• [Given problem] Find every line in the records below that contains the word "TRAIL", and copy each such line.

Figure content listings
## START

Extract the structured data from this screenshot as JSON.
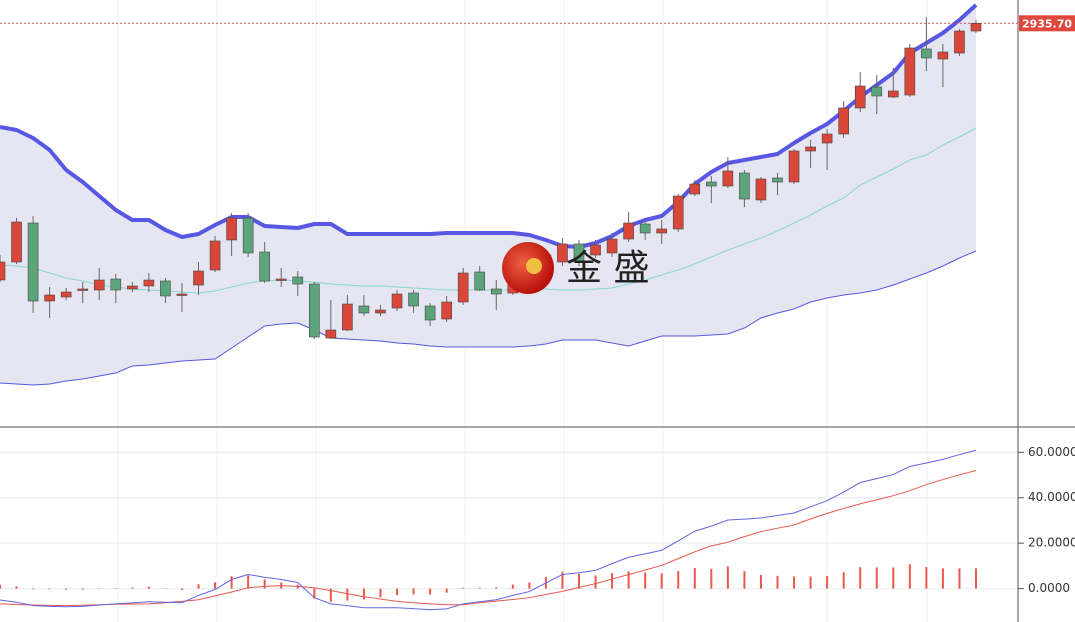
{
  "chart_data": [
    {
      "type": "candlestick",
      "open": [
        2679,
        2697,
        2736,
        2658,
        2662,
        2669,
        2669,
        2680,
        2670,
        2673,
        2678,
        2664,
        2674,
        2689,
        2719,
        2741,
        2707,
        2679,
        2682,
        2675,
        2621,
        2629,
        2653,
        2646,
        2651,
        2666,
        2653,
        2640,
        2657,
        2687,
        2670,
        2666,
        2679,
        2691,
        2697,
        2715,
        2704,
        2706,
        2720,
        2735,
        2726,
        2730,
        2765,
        2777,
        2773,
        2786,
        2759,
        2781,
        2777,
        2808,
        2816,
        2825,
        2851,
        2872,
        2862,
        2864,
        2910,
        2900,
        2906,
        2928
      ],
      "high": [
        2704,
        2741,
        2743,
        2672,
        2671,
        2677,
        2691,
        2685,
        2677,
        2686,
        2681,
        2676,
        2697,
        2723,
        2746,
        2746,
        2717,
        2691,
        2688,
        2677,
        2659,
        2664,
        2664,
        2654,
        2669,
        2669,
        2656,
        2663,
        2691,
        2693,
        2679,
        2683,
        2701,
        2709,
        2721,
        2719,
        2719,
        2726,
        2747,
        2739,
        2739,
        2765,
        2779,
        2783,
        2802,
        2789,
        2782,
        2786,
        2810,
        2819,
        2830,
        2858,
        2887,
        2884,
        2891,
        2915,
        2942,
        2915,
        2930,
        2939
      ],
      "low": [
        2677,
        2695,
        2646,
        2641,
        2659,
        2656,
        2659,
        2656,
        2667,
        2667,
        2656,
        2647,
        2664,
        2687,
        2703,
        2702,
        2676,
        2672,
        2663,
        2620,
        2620,
        2628,
        2643,
        2643,
        2648,
        2646,
        2633,
        2637,
        2654,
        2668,
        2649,
        2664,
        2677,
        2687,
        2693,
        2693,
        2701,
        2702,
        2717,
        2719,
        2715,
        2727,
        2763,
        2756,
        2771,
        2752,
        2756,
        2764,
        2775,
        2791,
        2789,
        2821,
        2847,
        2845,
        2861,
        2862,
        2888,
        2872,
        2903,
        2926
      ],
      "close": [
        2697,
        2737,
        2658,
        2664,
        2667,
        2670,
        2679,
        2669,
        2673,
        2679,
        2663,
        2665,
        2688,
        2718,
        2741,
        2706,
        2678,
        2680,
        2675,
        2622,
        2629,
        2655,
        2646,
        2649,
        2665,
        2653,
        2639,
        2657,
        2686,
        2669,
        2665,
        2679,
        2697,
        2704,
        2715,
        2697,
        2714,
        2720,
        2736,
        2726,
        2730,
        2763,
        2775,
        2773,
        2788,
        2760,
        2780,
        2777,
        2808,
        2812,
        2825,
        2851,
        2873,
        2863,
        2868,
        2911,
        2901,
        2907,
        2928,
        2935.7
      ],
      "up_color": "#d9473b",
      "down_color": "#5ca57c",
      "ylim": [
        2534,
        2959
      ],
      "last_price": {
        "value": 2935.7,
        "label": "2935.70"
      },
      "last_price_color": "#e0483d",
      "bands": {
        "upper": [
          2832,
          2829,
          2821,
          2809,
          2789,
          2777,
          2763,
          2749,
          2739,
          2739,
          2729,
          2722,
          2725,
          2734,
          2742,
          2742,
          2733,
          2732,
          2731,
          2735,
          2735,
          2725,
          2725,
          2725,
          2725,
          2725,
          2725,
          2726,
          2726,
          2726,
          2726,
          2726,
          2724,
          2719,
          2713,
          2712,
          2716,
          2723,
          2733,
          2739,
          2743,
          2757,
          2775,
          2787,
          2796,
          2799,
          2802,
          2805,
          2816,
          2826,
          2835,
          2848,
          2862,
          2874,
          2886,
          2906,
          2916,
          2926,
          2939,
          2954
        ],
        "middle": [
          2694,
          2693,
          2691,
          2686,
          2681,
          2678,
          2674,
          2672,
          2670,
          2669,
          2668,
          2667,
          2666,
          2668,
          2672,
          2676,
          2678,
          2679,
          2678,
          2677,
          2675,
          2674,
          2673,
          2673,
          2672,
          2671,
          2670,
          2669,
          2669,
          2669,
          2669,
          2669,
          2670,
          2670,
          2669,
          2669,
          2670,
          2671,
          2675,
          2679,
          2684,
          2689,
          2695,
          2702,
          2709,
          2715,
          2721,
          2728,
          2736,
          2744,
          2753,
          2761,
          2774,
          2782,
          2790,
          2799,
          2804,
          2814,
          2822,
          2831
        ],
        "lower": [
          2576,
          2575,
          2574,
          2575,
          2578,
          2580,
          2583,
          2586,
          2593,
          2594,
          2596,
          2598,
          2599,
          2600,
          2611,
          2622,
          2633,
          2635,
          2636,
          2629,
          2621,
          2620,
          2619,
          2618,
          2616,
          2615,
          2613,
          2612,
          2612,
          2612,
          2612,
          2612,
          2613,
          2615,
          2619,
          2619,
          2619,
          2616,
          2613,
          2618,
          2623,
          2623,
          2623,
          2624,
          2625,
          2631,
          2641,
          2646,
          2650,
          2657,
          2661,
          2664,
          2666,
          2669,
          2674,
          2680,
          2686,
          2693,
          2701,
          2708
        ],
        "band_color": "#5757e3",
        "middle_color": "#86d9c9",
        "fill": "#e6e6f2"
      },
      "watermark": "金 盛"
    },
    {
      "type": "macd",
      "dif": [
        -5,
        -6,
        -7.5,
        -7.8,
        -8,
        -7.8,
        -7.2,
        -6.7,
        -6.3,
        -5.8,
        -6,
        -6.2,
        -3,
        -0.4,
        4,
        6.2,
        5,
        4,
        2.7,
        -4,
        -6.7,
        -7.5,
        -8.4,
        -8.4,
        -8.4,
        -8.8,
        -9.3,
        -8.9,
        -6.7,
        -5.8,
        -4.9,
        -3,
        -1.3,
        2.5,
        6.2,
        7,
        8,
        11,
        13.8,
        15.3,
        16.9,
        21,
        25.3,
        27.5,
        30.2,
        30.6,
        31.1,
        32.2,
        33.3,
        36,
        38.7,
        42.5,
        46.7,
        48.4,
        50.2,
        53.8,
        55.3,
        56.9,
        59,
        60.9
      ],
      "dea": [
        -6.7,
        -7,
        -7.2,
        -7.4,
        -7.5,
        -7.3,
        -7.1,
        -6.9,
        -6.8,
        -6.7,
        -6.2,
        -5.6,
        -4.9,
        -3.2,
        -1.5,
        0.4,
        1,
        1.3,
        1,
        0.4,
        -0.9,
        -2.2,
        -3.6,
        -4.6,
        -5.6,
        -6.2,
        -6.7,
        -7.1,
        -7.1,
        -6.2,
        -5.5,
        -4.8,
        -4,
        -2.6,
        -1.2,
        0.5,
        2.2,
        4.2,
        6.2,
        8.2,
        10.2,
        13.2,
        16.2,
        18.8,
        20.4,
        22.9,
        25.1,
        26.6,
        28,
        30.7,
        33.1,
        35.3,
        37.3,
        39.1,
        40.9,
        43.1,
        45.8,
        48,
        50.1,
        52
      ],
      "hist": [
        1.7,
        1,
        -0.3,
        -0.4,
        -0.5,
        -0.5,
        -0.1,
        0.2,
        0.5,
        0.9,
        0.2,
        -0.6,
        1.9,
        2.8,
        5.5,
        5.8,
        4,
        2.7,
        1.7,
        -4.4,
        -5.8,
        -5.3,
        -4.8,
        -3.8,
        -2.8,
        -2.6,
        -2.6,
        -1.8,
        0.4,
        0.4,
        0.6,
        1.8,
        2.7,
        5.1,
        7.4,
        6.5,
        5.8,
        6.8,
        7.6,
        7.1,
        6.7,
        7.8,
        9.1,
        8.7,
        9.8,
        7.7,
        6,
        5.6,
        5.3,
        5.3,
        5.6,
        7.2,
        9.4,
        9.3,
        9.3,
        10.7,
        9.5,
        8.9,
        8.9,
        8.9
      ],
      "dif_color": "#6464e0",
      "dea_color": "#e8584e",
      "hist_color": "#e8584e",
      "ylim": [
        -14.7,
        70.7
      ],
      "yticks": [
        {
          "value": 60,
          "label": "60.0000"
        },
        {
          "value": 40,
          "label": "40.0000"
        },
        {
          "value": 20,
          "label": "20.0000"
        },
        {
          "value": 0,
          "label": "0.0000"
        }
      ],
      "grid": true
    }
  ]
}
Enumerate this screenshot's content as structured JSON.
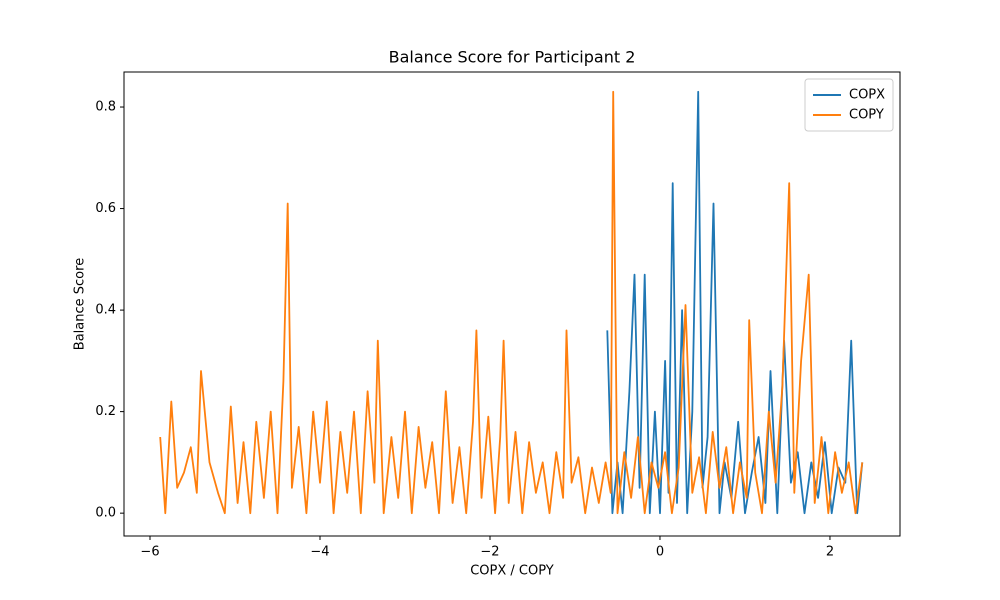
{
  "chart_data": {
    "type": "line",
    "title": "Balance Score for Participant 2",
    "x_label": "COPX / COPY",
    "y_label": "Balance Score",
    "xlim": [
      -6.306,
      2.824
    ],
    "ylim": [
      -0.045,
      0.869
    ],
    "xticks": [
      {
        "value": -6,
        "label": "−6"
      },
      {
        "value": -4,
        "label": "−4"
      },
      {
        "value": -2,
        "label": "−2"
      },
      0,
      2
    ],
    "yticks": [
      {
        "value": 0,
        "label": "0.0"
      },
      0.2,
      0.4,
      0.6,
      0.8
    ],
    "legend": "upper right",
    "grid": false,
    "series": [
      {
        "name": "COPX",
        "color": "#1f77b4",
        "x": [
          -0.62,
          -0.56,
          -0.5,
          -0.44,
          -0.36,
          -0.3,
          -0.24,
          -0.18,
          -0.12,
          -0.06,
          0.0,
          0.06,
          0.1,
          0.15,
          0.2,
          0.26,
          0.32,
          0.38,
          0.45,
          0.5,
          0.56,
          0.63,
          0.7,
          0.76,
          0.84,
          0.92,
          1.0,
          1.08,
          1.16,
          1.24,
          1.3,
          1.38,
          1.46,
          1.54,
          1.62,
          1.7,
          1.78,
          1.86,
          1.94,
          2.02,
          2.1,
          2.18,
          2.25,
          2.32,
          2.38
        ],
        "values": [
          0.36,
          0.0,
          0.1,
          0.0,
          0.24,
          0.47,
          0.05,
          0.47,
          0.0,
          0.2,
          0.0,
          0.3,
          0.04,
          0.65,
          0.02,
          0.4,
          0.0,
          0.2,
          0.83,
          0.05,
          0.15,
          0.61,
          0.0,
          0.1,
          0.03,
          0.18,
          0.0,
          0.08,
          0.15,
          0.02,
          0.28,
          0.0,
          0.34,
          0.06,
          0.12,
          0.0,
          0.1,
          0.03,
          0.14,
          0.0,
          0.09,
          0.06,
          0.34,
          0.0,
          0.1
        ]
      },
      {
        "name": "COPY",
        "color": "#ff7f0e",
        "x": [
          -5.88,
          -5.82,
          -5.75,
          -5.68,
          -5.6,
          -5.52,
          -5.45,
          -5.4,
          -5.3,
          -5.2,
          -5.12,
          -5.05,
          -4.97,
          -4.9,
          -4.82,
          -4.75,
          -4.66,
          -4.58,
          -4.5,
          -4.43,
          -4.38,
          -4.33,
          -4.25,
          -4.16,
          -4.08,
          -4.0,
          -3.92,
          -3.84,
          -3.76,
          -3.68,
          -3.6,
          -3.52,
          -3.44,
          -3.36,
          -3.32,
          -3.25,
          -3.16,
          -3.08,
          -3.0,
          -2.92,
          -2.84,
          -2.76,
          -2.68,
          -2.6,
          -2.52,
          -2.44,
          -2.36,
          -2.28,
          -2.2,
          -2.16,
          -2.1,
          -2.02,
          -1.94,
          -1.88,
          -1.84,
          -1.78,
          -1.7,
          -1.62,
          -1.54,
          -1.46,
          -1.38,
          -1.3,
          -1.22,
          -1.14,
          -1.1,
          -1.04,
          -0.96,
          -0.88,
          -0.8,
          -0.72,
          -0.64,
          -0.58,
          -0.55,
          -0.5,
          -0.42,
          -0.34,
          -0.26,
          -0.18,
          -0.1,
          -0.02,
          0.06,
          0.14,
          0.22,
          0.3,
          0.38,
          0.46,
          0.54,
          0.62,
          0.7,
          0.78,
          0.86,
          0.94,
          1.02,
          1.05,
          1.12,
          1.2,
          1.28,
          1.36,
          1.44,
          1.52,
          1.58,
          1.66,
          1.75,
          1.82,
          1.9,
          1.98,
          2.06,
          2.14,
          2.22,
          2.3,
          2.38
        ],
        "values": [
          0.15,
          0.0,
          0.22,
          0.05,
          0.08,
          0.13,
          0.04,
          0.28,
          0.1,
          0.04,
          0.0,
          0.21,
          0.02,
          0.14,
          0.0,
          0.18,
          0.03,
          0.2,
          0.0,
          0.26,
          0.61,
          0.05,
          0.17,
          0.0,
          0.2,
          0.06,
          0.22,
          0.0,
          0.16,
          0.04,
          0.2,
          0.0,
          0.24,
          0.06,
          0.34,
          0.0,
          0.15,
          0.03,
          0.2,
          0.0,
          0.17,
          0.05,
          0.14,
          0.0,
          0.24,
          0.02,
          0.13,
          0.0,
          0.18,
          0.36,
          0.03,
          0.19,
          0.0,
          0.15,
          0.34,
          0.02,
          0.16,
          0.0,
          0.14,
          0.04,
          0.1,
          0.0,
          0.12,
          0.03,
          0.36,
          0.06,
          0.11,
          0.0,
          0.09,
          0.02,
          0.1,
          0.04,
          0.83,
          0.0,
          0.12,
          0.03,
          0.15,
          0.0,
          0.1,
          0.05,
          0.12,
          0.0,
          0.09,
          0.41,
          0.04,
          0.11,
          0.0,
          0.16,
          0.05,
          0.13,
          0.0,
          0.1,
          0.03,
          0.38,
          0.08,
          0.0,
          0.2,
          0.06,
          0.25,
          0.65,
          0.04,
          0.3,
          0.47,
          0.02,
          0.15,
          0.0,
          0.12,
          0.04,
          0.1,
          0.0,
          0.1
        ]
      }
    ]
  }
}
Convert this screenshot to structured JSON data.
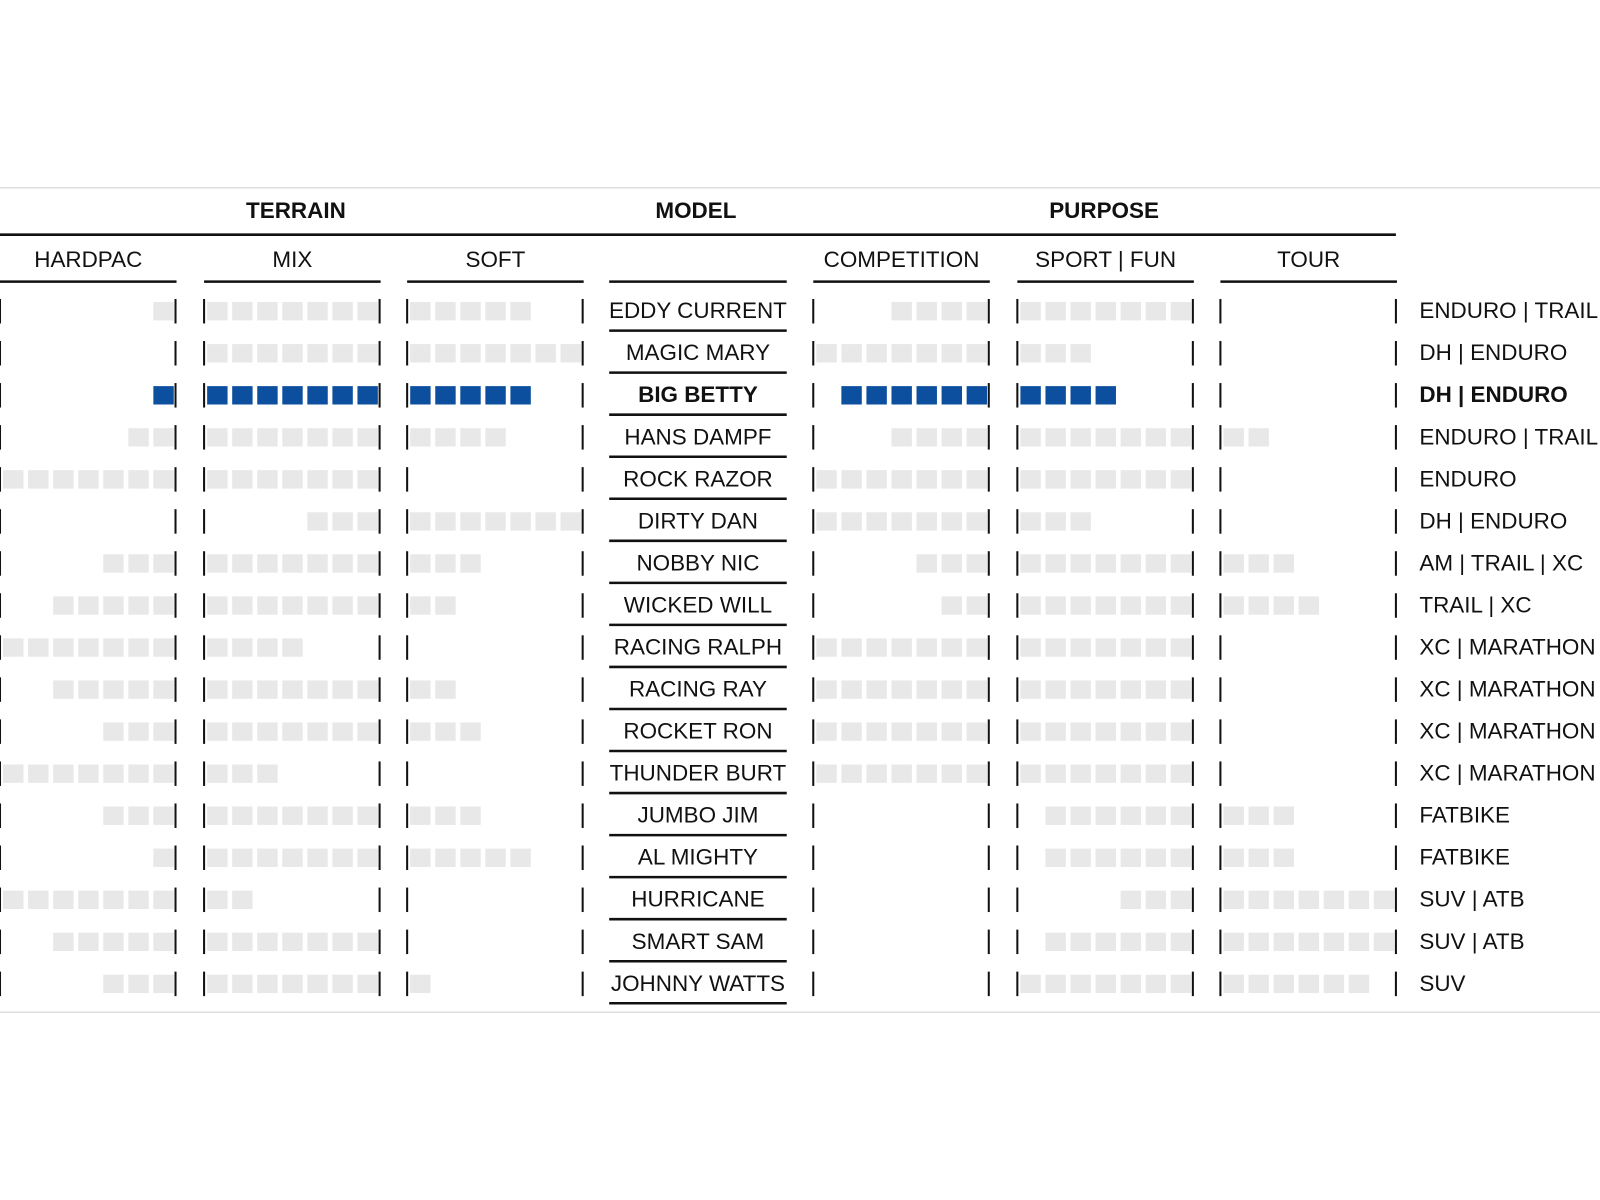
{
  "header": {
    "terrain": "TERRAIN",
    "model": "MODEL",
    "purpose": "PURPOSE"
  },
  "terrain_columns": [
    "HARDPAC",
    "MIX",
    "SOFT"
  ],
  "purpose_columns": [
    "COMPETITION",
    "SPORT | FUN",
    "TOUR"
  ],
  "colors": {
    "bar": "#e8e8e8",
    "highlight": "#0b4f9e"
  },
  "rows": [
    {
      "model": "EDDY CURRENT",
      "usage": "ENDURO | TRAIL",
      "terrain": [
        6,
        19
      ],
      "purpose": [
        3,
        14
      ]
    },
    {
      "model": "MAGIC MARY",
      "usage": "DH | ENDURO",
      "terrain": [
        7,
        21
      ],
      "purpose": [
        0,
        10
      ]
    },
    {
      "model": "BIG BETTY",
      "usage": "DH | ENDURO",
      "terrain": [
        6,
        19
      ],
      "purpose": [
        1,
        11
      ],
      "highlight": true
    },
    {
      "model": "HANS DAMPF",
      "usage": "ENDURO | TRAIL",
      "terrain": [
        5,
        18
      ],
      "purpose": [
        3,
        16
      ]
    },
    {
      "model": "ROCK RAZOR",
      "usage": "ENDURO",
      "terrain": [
        0,
        14
      ],
      "purpose": [
        0,
        14
      ]
    },
    {
      "model": "DIRTY DAN",
      "usage": "DH | ENDURO",
      "terrain": [
        11,
        21
      ],
      "purpose": [
        0,
        10
      ]
    },
    {
      "model": "NOBBY NIC",
      "usage": "AM | TRAIL | XC",
      "terrain": [
        4,
        17
      ],
      "purpose": [
        4,
        17
      ]
    },
    {
      "model": "WICKED WILL",
      "usage": "TRAIL | XC",
      "terrain": [
        2,
        16
      ],
      "purpose": [
        5,
        18
      ]
    },
    {
      "model": "RACING RALPH",
      "usage": "XC | MARATHON",
      "terrain": [
        0,
        11
      ],
      "purpose": [
        0,
        14
      ]
    },
    {
      "model": "RACING RAY",
      "usage": "XC | MARATHON",
      "terrain": [
        2,
        16
      ],
      "purpose": [
        0,
        14
      ]
    },
    {
      "model": "ROCKET RON",
      "usage": "XC | MARATHON",
      "terrain": [
        4,
        17
      ],
      "purpose": [
        0,
        14
      ]
    },
    {
      "model": "THUNDER BURT",
      "usage": "XC | MARATHON",
      "terrain": [
        0,
        10
      ],
      "purpose": [
        0,
        14
      ]
    },
    {
      "model": "JUMBO JIM",
      "usage": "FATBIKE",
      "terrain": [
        4,
        17
      ],
      "purpose": [
        8,
        17
      ]
    },
    {
      "model": "AL MIGHTY",
      "usage": "FATBIKE",
      "terrain": [
        6,
        19
      ],
      "purpose": [
        8,
        17
      ]
    },
    {
      "model": "HURRICANE",
      "usage": "SUV | ATB",
      "terrain": [
        0,
        9
      ],
      "purpose": [
        11,
        21
      ]
    },
    {
      "model": "SMART SAM",
      "usage": "SUV | ATB",
      "terrain": [
        2,
        14
      ],
      "purpose": [
        8,
        21
      ]
    },
    {
      "model": "JOHNNY WATTS",
      "usage": "SUV",
      "terrain": [
        4,
        15
      ],
      "purpose": [
        7,
        20
      ]
    }
  ]
}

## END

• [Exercise result]
      "usage": "ENDURO | TRAIL",
      "usage": "ENDURO | TRAIL",
      "usage": "AM | TRAIL | XC",
      "usage": "TRAIL | XC",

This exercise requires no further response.